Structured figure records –
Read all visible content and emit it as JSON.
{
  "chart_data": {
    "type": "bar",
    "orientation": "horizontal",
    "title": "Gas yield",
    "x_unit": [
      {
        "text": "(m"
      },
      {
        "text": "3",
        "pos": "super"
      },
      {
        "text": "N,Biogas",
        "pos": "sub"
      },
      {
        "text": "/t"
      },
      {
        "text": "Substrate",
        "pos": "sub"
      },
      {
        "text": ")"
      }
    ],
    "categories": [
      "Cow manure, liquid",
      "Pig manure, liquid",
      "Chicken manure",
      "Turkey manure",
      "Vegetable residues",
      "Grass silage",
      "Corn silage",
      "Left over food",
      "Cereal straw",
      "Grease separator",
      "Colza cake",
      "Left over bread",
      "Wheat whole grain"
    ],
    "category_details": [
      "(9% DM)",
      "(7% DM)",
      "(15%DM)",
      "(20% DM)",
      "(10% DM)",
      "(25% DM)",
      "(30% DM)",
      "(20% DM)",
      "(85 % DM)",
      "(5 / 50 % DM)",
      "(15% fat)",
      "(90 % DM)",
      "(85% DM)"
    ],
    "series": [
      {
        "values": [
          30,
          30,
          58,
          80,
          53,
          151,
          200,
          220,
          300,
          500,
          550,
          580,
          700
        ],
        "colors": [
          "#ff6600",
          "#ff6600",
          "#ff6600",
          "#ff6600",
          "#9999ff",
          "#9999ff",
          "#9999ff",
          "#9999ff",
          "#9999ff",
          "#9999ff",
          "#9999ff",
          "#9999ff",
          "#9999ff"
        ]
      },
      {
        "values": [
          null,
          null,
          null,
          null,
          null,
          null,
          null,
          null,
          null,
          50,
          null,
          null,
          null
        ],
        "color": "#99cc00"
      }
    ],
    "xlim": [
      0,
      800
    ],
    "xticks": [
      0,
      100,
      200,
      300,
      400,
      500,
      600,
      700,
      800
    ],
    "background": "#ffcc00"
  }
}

OBJECTIVE – The lines to collect are those holding the string "liquid"; copy them all.

THE SOLUTION –
      "Cow manure, liquid",
      "Pig manure, liquid",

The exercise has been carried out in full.